§ **WORK INSTRUCTIONS**: Give the data a second time, exactly and in full.

Dataset excerpt:

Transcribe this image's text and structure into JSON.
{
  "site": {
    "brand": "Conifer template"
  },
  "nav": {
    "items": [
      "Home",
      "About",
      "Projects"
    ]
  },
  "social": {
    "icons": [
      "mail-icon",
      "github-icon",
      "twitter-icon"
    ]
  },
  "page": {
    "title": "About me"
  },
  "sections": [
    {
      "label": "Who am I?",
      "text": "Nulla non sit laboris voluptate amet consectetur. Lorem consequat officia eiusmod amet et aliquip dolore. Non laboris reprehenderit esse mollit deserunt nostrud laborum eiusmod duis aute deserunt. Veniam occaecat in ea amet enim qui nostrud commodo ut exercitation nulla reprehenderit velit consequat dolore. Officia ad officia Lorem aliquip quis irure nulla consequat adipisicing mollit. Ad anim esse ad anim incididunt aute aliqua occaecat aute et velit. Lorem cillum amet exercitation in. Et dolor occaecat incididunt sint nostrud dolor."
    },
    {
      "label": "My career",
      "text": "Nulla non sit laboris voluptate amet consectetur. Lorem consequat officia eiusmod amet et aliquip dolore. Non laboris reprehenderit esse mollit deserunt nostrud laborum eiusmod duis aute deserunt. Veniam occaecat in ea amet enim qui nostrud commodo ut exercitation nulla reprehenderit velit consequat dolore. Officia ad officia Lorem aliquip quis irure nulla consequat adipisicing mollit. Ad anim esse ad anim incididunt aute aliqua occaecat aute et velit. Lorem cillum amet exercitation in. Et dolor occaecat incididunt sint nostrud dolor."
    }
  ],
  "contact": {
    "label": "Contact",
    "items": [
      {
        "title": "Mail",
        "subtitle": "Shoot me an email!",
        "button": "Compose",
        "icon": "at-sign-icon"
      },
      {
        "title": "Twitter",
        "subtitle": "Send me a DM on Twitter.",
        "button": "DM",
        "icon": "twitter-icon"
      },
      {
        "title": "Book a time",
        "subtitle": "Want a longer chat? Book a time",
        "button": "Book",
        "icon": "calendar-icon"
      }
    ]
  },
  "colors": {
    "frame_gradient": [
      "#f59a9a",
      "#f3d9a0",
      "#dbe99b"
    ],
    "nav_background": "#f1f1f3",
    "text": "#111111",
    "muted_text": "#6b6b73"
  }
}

§ **FINISHED EXERCISE**:
Transcribe this image's text and structure into JSON.
{
  "site": {
    "brand": "Conifer template"
  },
  "nav": {
    "items": [
      "Home",
      "About",
      "Projects"
    ]
  },
  "social": {
    "icons": [
      "mail-icon",
      "github-icon",
      "twitter-icon"
    ]
  },
  "page": {
    "title": "About me"
  },
  "sections": [
    {
      "label": "Who am I?",
      "text": "Nulla non sit laboris voluptate amet consectetur. Lorem consequat officia eiusmod amet et aliquip dolore. Non laboris reprehenderit esse mollit deserunt nostrud laborum eiusmod duis aute deserunt. Veniam occaecat in ea amet enim qui nostrud commodo ut exercitation nulla reprehenderit velit consequat dolore. Officia ad officia Lorem aliquip quis irure nulla consequat adipisicing mollit. Ad anim esse ad anim incididunt aute aliqua occaecat aute et velit. Lorem cillum amet exercitation in. Et dolor occaecat incididunt sint nostrud dolor."
    },
    {
      "label": "My career",
      "text": "Nulla non sit laboris voluptate amet consectetur. Lorem consequat officia eiusmod amet et aliquip dolore. Non laboris reprehenderit esse mollit deserunt nostrud laborum eiusmod duis aute deserunt. Veniam occaecat in ea amet enim qui nostrud commodo ut exercitation nulla reprehenderit velit consequat dolore. Officia ad officia Lorem aliquip quis irure nulla consequat adipisicing mollit. Ad anim esse ad anim incididunt aute aliqua occaecat aute et velit. Lorem cillum amet exercitation in. Et dolor occaecat incididunt sint nostrud dolor."
    }
  ],
  "contact": {
    "label": "Contact",
    "items": [
      {
        "title": "Mail",
        "subtitle": "Shoot me an email!",
        "button": "Compose",
        "icon": "at-sign-icon"
      },
      {
        "title": "Twitter",
        "subtitle": "Send me a DM on Twitter.",
        "button": "DM",
        "icon": "twitter-icon"
      },
      {
        "title": "Book a time",
        "subtitle": "Want a longer chat? Book a time",
        "button": "Book",
        "icon": "calendar-icon"
      }
    ]
  },
  "colors": {
    "frame_gradient": [
      "#f59a9a",
      "#f3d9a0",
      "#dbe99b"
    ],
    "nav_background": "#f1f1f3",
    "text": "#111111",
    "muted_text": "#6b6b73"
  }
}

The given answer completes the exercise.